◆ Your instructions:
Which lines in the records below contain the word "Unknown"? Copy each one out.

>> Start Stored data

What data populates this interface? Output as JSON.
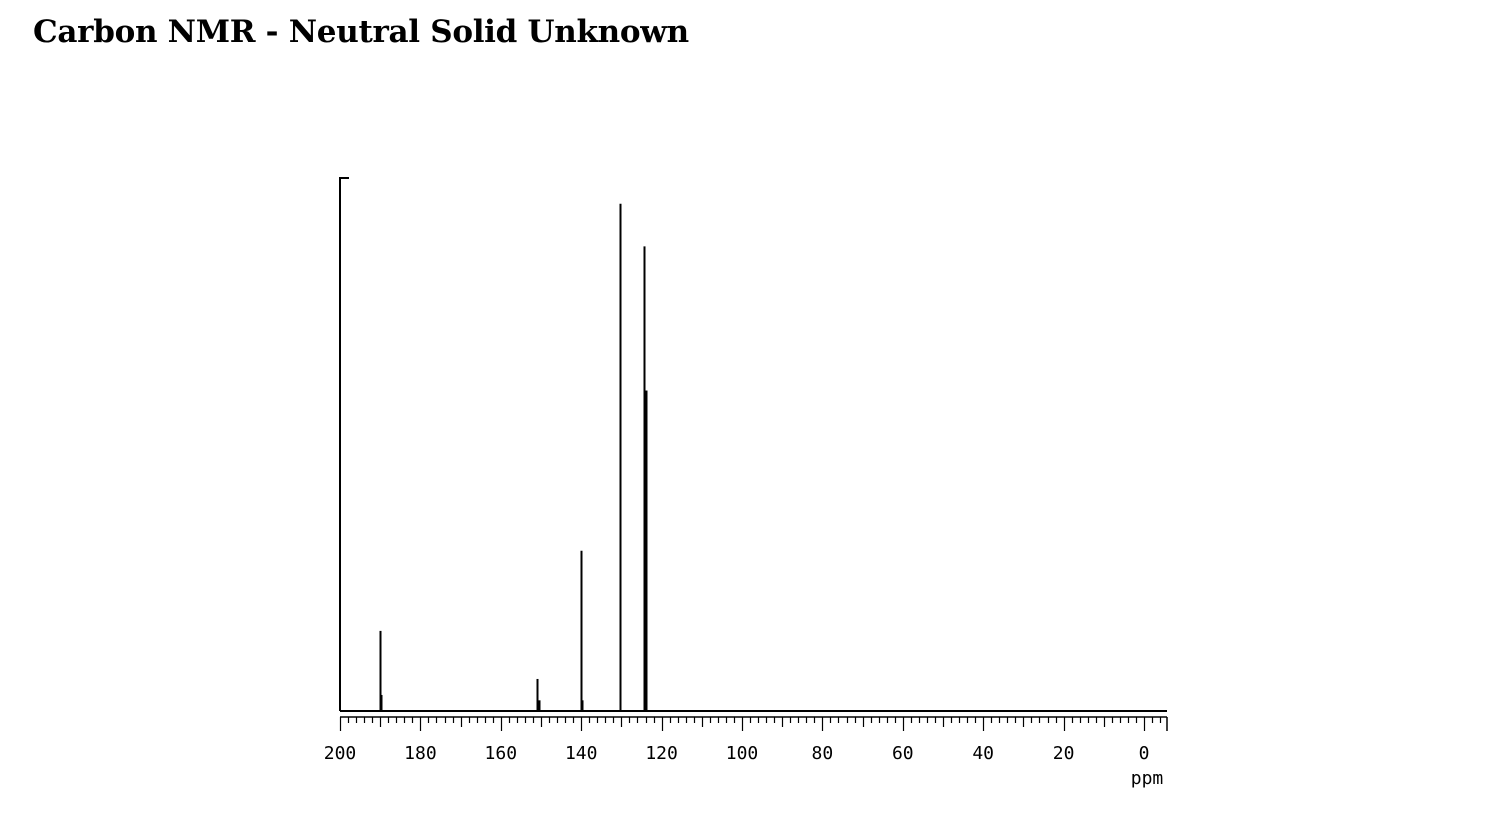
{
  "page": {
    "title": "Carbon NMR - Neutral Solid Unknown"
  },
  "chart_data": {
    "type": "line",
    "title": "Carbon NMR - Neutral Solid Unknown",
    "xlabel": "ppm",
    "ylabel": "",
    "x_reversed": true,
    "xlim": [
      200,
      -5
    ],
    "ylim": [
      0,
      1
    ],
    "x_ticks": [
      200,
      180,
      160,
      140,
      120,
      100,
      80,
      60,
      40,
      20,
      0
    ],
    "x_tick_labels": [
      "200",
      "180",
      "160",
      "140",
      "120",
      "100",
      "80",
      "60",
      "40",
      "20",
      "0"
    ],
    "grid": false,
    "legend": "none",
    "line_color": "#000000",
    "peaks": [
      {
        "ppm": 190.1,
        "intensity": 0.15
      },
      {
        "ppm": 189.8,
        "intensity": 0.03
      },
      {
        "ppm": 150.9,
        "intensity": 0.06
      },
      {
        "ppm": 150.6,
        "intensity": 0.02
      },
      {
        "ppm": 140.1,
        "intensity": 0.3
      },
      {
        "ppm": 139.8,
        "intensity": 0.02
      },
      {
        "ppm": 130.3,
        "intensity": 0.95
      },
      {
        "ppm": 124.3,
        "intensity": 0.87
      },
      {
        "ppm": 124.0,
        "intensity": 0.6
      },
      {
        "ppm": 123.8,
        "intensity": 0.6
      }
    ]
  }
}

>> End Stored data

◆ Answer below:
    "title": "Carbon NMR - Neutral Solid Unknown"
    "title": "Carbon NMR - Neutral Solid Unknown",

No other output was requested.